Each entry below should be returned exactly as is, with the pictures removed.
=== Provided data ===
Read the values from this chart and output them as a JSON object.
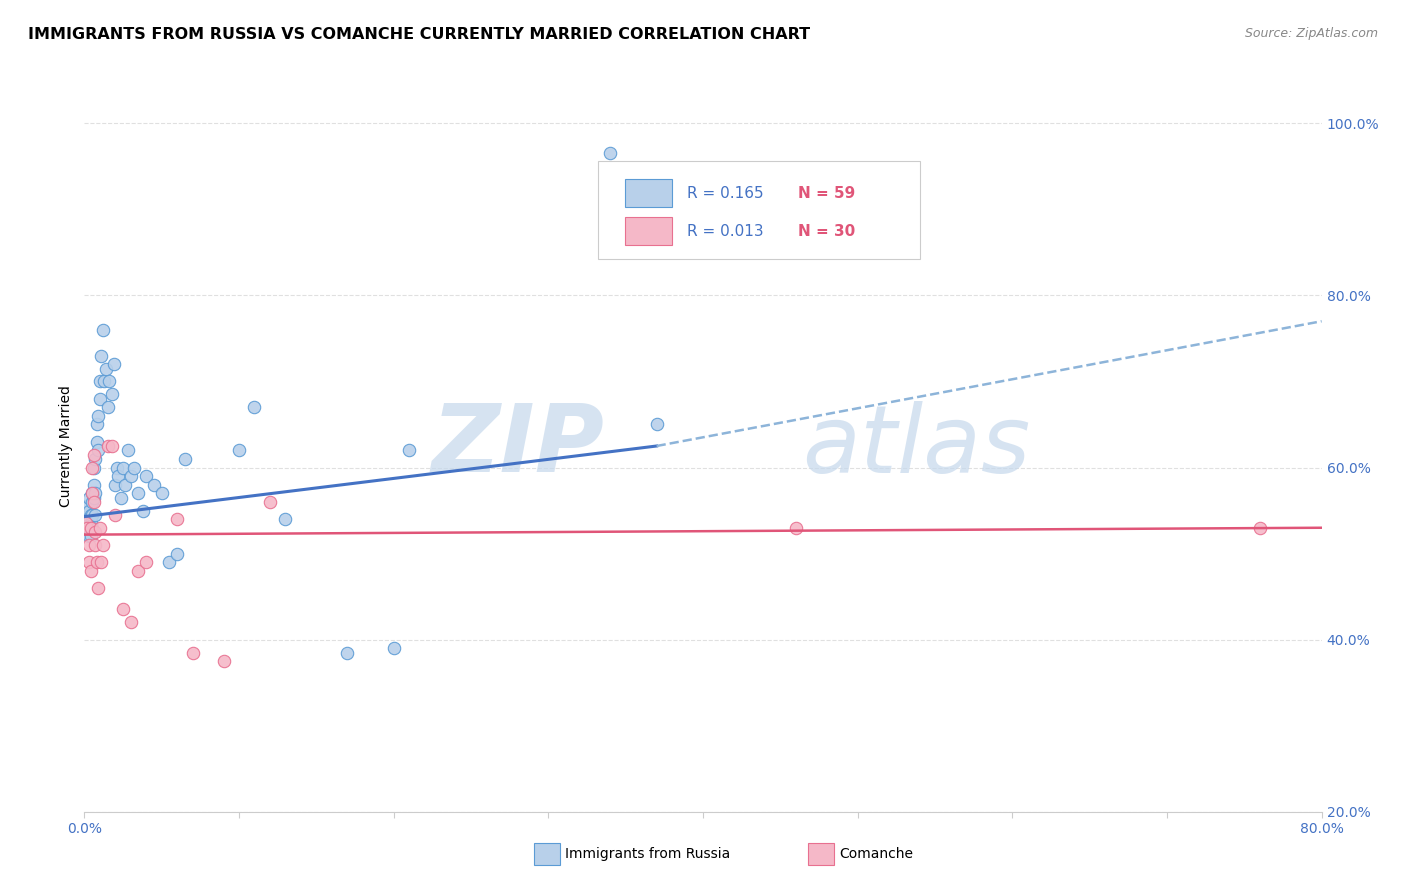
{
  "title": "IMMIGRANTS FROM RUSSIA VS COMANCHE CURRENTLY MARRIED CORRELATION CHART",
  "source": "Source: ZipAtlas.com",
  "ylabel": "Currently Married",
  "watermark_zip": "ZIP",
  "watermark_atlas": "atlas",
  "legend_label1": "Immigrants from Russia",
  "legend_label2": "Comanche",
  "R1": "0.165",
  "N1": "59",
  "R2": "0.013",
  "N2": "30",
  "color_blue_fill": "#b8d0ea",
  "color_blue_edge": "#5b9bd5",
  "color_pink_fill": "#f5b8c8",
  "color_pink_edge": "#e87090",
  "color_blue_line": "#4472c4",
  "color_pink_line": "#e05578",
  "color_dashed": "#8db4d9",
  "xlim": [
    0.0,
    0.8
  ],
  "ylim": [
    0.2,
    1.05
  ],
  "xticks": [
    0.0,
    0.1,
    0.2,
    0.3,
    0.4,
    0.5,
    0.6,
    0.7,
    0.8
  ],
  "yticks": [
    0.2,
    0.4,
    0.6,
    0.8,
    1.0
  ],
  "scatter_blue_x": [
    0.001,
    0.002,
    0.002,
    0.003,
    0.003,
    0.003,
    0.004,
    0.004,
    0.004,
    0.004,
    0.005,
    0.005,
    0.005,
    0.005,
    0.006,
    0.006,
    0.006,
    0.007,
    0.007,
    0.007,
    0.008,
    0.008,
    0.009,
    0.009,
    0.01,
    0.01,
    0.011,
    0.012,
    0.013,
    0.014,
    0.015,
    0.016,
    0.018,
    0.019,
    0.02,
    0.021,
    0.022,
    0.024,
    0.025,
    0.026,
    0.028,
    0.03,
    0.032,
    0.035,
    0.038,
    0.04,
    0.045,
    0.05,
    0.055,
    0.06,
    0.065,
    0.1,
    0.11,
    0.13,
    0.17,
    0.2,
    0.21,
    0.34,
    0.37
  ],
  "scatter_blue_y": [
    0.54,
    0.545,
    0.555,
    0.55,
    0.565,
    0.52,
    0.53,
    0.545,
    0.535,
    0.52,
    0.56,
    0.57,
    0.545,
    0.53,
    0.58,
    0.565,
    0.6,
    0.57,
    0.61,
    0.545,
    0.63,
    0.65,
    0.62,
    0.66,
    0.68,
    0.7,
    0.73,
    0.76,
    0.7,
    0.715,
    0.67,
    0.7,
    0.685,
    0.72,
    0.58,
    0.6,
    0.59,
    0.565,
    0.6,
    0.58,
    0.62,
    0.59,
    0.6,
    0.57,
    0.55,
    0.59,
    0.58,
    0.57,
    0.49,
    0.5,
    0.61,
    0.62,
    0.67,
    0.54,
    0.385,
    0.39,
    0.62,
    0.965,
    0.65
  ],
  "scatter_pink_x": [
    0.001,
    0.002,
    0.003,
    0.003,
    0.004,
    0.004,
    0.005,
    0.005,
    0.006,
    0.006,
    0.007,
    0.007,
    0.008,
    0.009,
    0.01,
    0.011,
    0.012,
    0.015,
    0.018,
    0.02,
    0.025,
    0.03,
    0.035,
    0.04,
    0.06,
    0.07,
    0.09,
    0.12,
    0.46,
    0.76
  ],
  "scatter_pink_y": [
    0.535,
    0.53,
    0.51,
    0.49,
    0.48,
    0.53,
    0.57,
    0.6,
    0.615,
    0.56,
    0.51,
    0.525,
    0.49,
    0.46,
    0.53,
    0.49,
    0.51,
    0.625,
    0.625,
    0.545,
    0.435,
    0.42,
    0.48,
    0.49,
    0.54,
    0.385,
    0.375,
    0.56,
    0.53,
    0.53
  ],
  "trendline_blue_x0": 0.0,
  "trendline_blue_x1": 0.37,
  "trendline_blue_y0": 0.543,
  "trendline_blue_y1": 0.625,
  "trendline_blue_dash_x0": 0.37,
  "trendline_blue_dash_x1": 0.8,
  "trendline_blue_dash_y0": 0.625,
  "trendline_blue_dash_y1": 0.77,
  "trendline_pink_x0": 0.0,
  "trendline_pink_x1": 0.8,
  "trendline_pink_y0": 0.522,
  "trendline_pink_y1": 0.53,
  "grid_color": "#e0e0e0",
  "grid_linestyle": "--",
  "background_color": "#ffffff",
  "title_fontsize": 11.5,
  "source_fontsize": 9,
  "tick_fontsize": 10,
  "ylabel_fontsize": 10,
  "watermark_fontsize_zip": 68,
  "watermark_fontsize_atlas": 68
}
===
• Solution to the exercise
Read the values from this chart and output them as a JSON object.
{
  "title": "IMMIGRANTS FROM RUSSIA VS COMANCHE CURRENTLY MARRIED CORRELATION CHART",
  "source": "Source: ZipAtlas.com",
  "ylabel": "Currently Married",
  "watermark_zip": "ZIP",
  "watermark_atlas": "atlas",
  "legend_label1": "Immigrants from Russia",
  "legend_label2": "Comanche",
  "R1": "0.165",
  "N1": "59",
  "R2": "0.013",
  "N2": "30",
  "color_blue_fill": "#b8d0ea",
  "color_blue_edge": "#5b9bd5",
  "color_pink_fill": "#f5b8c8",
  "color_pink_edge": "#e87090",
  "color_blue_line": "#4472c4",
  "color_pink_line": "#e05578",
  "color_dashed": "#8db4d9",
  "xlim": [
    0.0,
    0.8
  ],
  "ylim": [
    0.2,
    1.05
  ],
  "xticks": [
    0.0,
    0.1,
    0.2,
    0.3,
    0.4,
    0.5,
    0.6,
    0.7,
    0.8
  ],
  "yticks": [
    0.2,
    0.4,
    0.6,
    0.8,
    1.0
  ],
  "scatter_blue_x": [
    0.001,
    0.002,
    0.002,
    0.003,
    0.003,
    0.003,
    0.004,
    0.004,
    0.004,
    0.004,
    0.005,
    0.005,
    0.005,
    0.005,
    0.006,
    0.006,
    0.006,
    0.007,
    0.007,
    0.007,
    0.008,
    0.008,
    0.009,
    0.009,
    0.01,
    0.01,
    0.011,
    0.012,
    0.013,
    0.014,
    0.015,
    0.016,
    0.018,
    0.019,
    0.02,
    0.021,
    0.022,
    0.024,
    0.025,
    0.026,
    0.028,
    0.03,
    0.032,
    0.035,
    0.038,
    0.04,
    0.045,
    0.05,
    0.055,
    0.06,
    0.065,
    0.1,
    0.11,
    0.13,
    0.17,
    0.2,
    0.21,
    0.34,
    0.37
  ],
  "scatter_blue_y": [
    0.54,
    0.545,
    0.555,
    0.55,
    0.565,
    0.52,
    0.53,
    0.545,
    0.535,
    0.52,
    0.56,
    0.57,
    0.545,
    0.53,
    0.58,
    0.565,
    0.6,
    0.57,
    0.61,
    0.545,
    0.63,
    0.65,
    0.62,
    0.66,
    0.68,
    0.7,
    0.73,
    0.76,
    0.7,
    0.715,
    0.67,
    0.7,
    0.685,
    0.72,
    0.58,
    0.6,
    0.59,
    0.565,
    0.6,
    0.58,
    0.62,
    0.59,
    0.6,
    0.57,
    0.55,
    0.59,
    0.58,
    0.57,
    0.49,
    0.5,
    0.61,
    0.62,
    0.67,
    0.54,
    0.385,
    0.39,
    0.62,
    0.965,
    0.65
  ],
  "scatter_pink_x": [
    0.001,
    0.002,
    0.003,
    0.003,
    0.004,
    0.004,
    0.005,
    0.005,
    0.006,
    0.006,
    0.007,
    0.007,
    0.008,
    0.009,
    0.01,
    0.011,
    0.012,
    0.015,
    0.018,
    0.02,
    0.025,
    0.03,
    0.035,
    0.04,
    0.06,
    0.07,
    0.09,
    0.12,
    0.46,
    0.76
  ],
  "scatter_pink_y": [
    0.535,
    0.53,
    0.51,
    0.49,
    0.48,
    0.53,
    0.57,
    0.6,
    0.615,
    0.56,
    0.51,
    0.525,
    0.49,
    0.46,
    0.53,
    0.49,
    0.51,
    0.625,
    0.625,
    0.545,
    0.435,
    0.42,
    0.48,
    0.49,
    0.54,
    0.385,
    0.375,
    0.56,
    0.53,
    0.53
  ],
  "trendline_blue_x0": 0.0,
  "trendline_blue_x1": 0.37,
  "trendline_blue_y0": 0.543,
  "trendline_blue_y1": 0.625,
  "trendline_blue_dash_x0": 0.37,
  "trendline_blue_dash_x1": 0.8,
  "trendline_blue_dash_y0": 0.625,
  "trendline_blue_dash_y1": 0.77,
  "trendline_pink_x0": 0.0,
  "trendline_pink_x1": 0.8,
  "trendline_pink_y0": 0.522,
  "trendline_pink_y1": 0.53,
  "grid_color": "#e0e0e0",
  "grid_linestyle": "--",
  "background_color": "#ffffff",
  "title_fontsize": 11.5,
  "source_fontsize": 9,
  "tick_fontsize": 10,
  "ylabel_fontsize": 10,
  "watermark_fontsize_zip": 68,
  "watermark_fontsize_atlas": 68
}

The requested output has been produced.